### [Figure data in JSON]
-- -- --
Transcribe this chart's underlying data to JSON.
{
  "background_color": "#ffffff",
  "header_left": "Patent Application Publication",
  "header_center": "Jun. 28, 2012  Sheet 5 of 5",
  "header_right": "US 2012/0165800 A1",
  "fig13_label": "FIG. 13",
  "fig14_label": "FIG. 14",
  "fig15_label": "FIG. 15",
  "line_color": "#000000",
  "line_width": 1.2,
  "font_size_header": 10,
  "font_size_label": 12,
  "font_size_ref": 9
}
-- -- --
### [STATED PROBLEM]
All of the lines above must be returned exactly.

### [ANSWER TO THE TASK]
Transcribe this chart's underlying data to JSON.
{
  "background_color": "#ffffff",
  "header_left": "Patent Application Publication",
  "header_center": "Jun. 28, 2012  Sheet 5 of 5",
  "header_right": "US 2012/0165800 A1",
  "fig13_label": "FIG. 13",
  "fig14_label": "FIG. 14",
  "fig15_label": "FIG. 15",
  "line_color": "#000000",
  "line_width": 1.2,
  "font_size_header": 10,
  "font_size_label": 12,
  "font_size_ref": 9
}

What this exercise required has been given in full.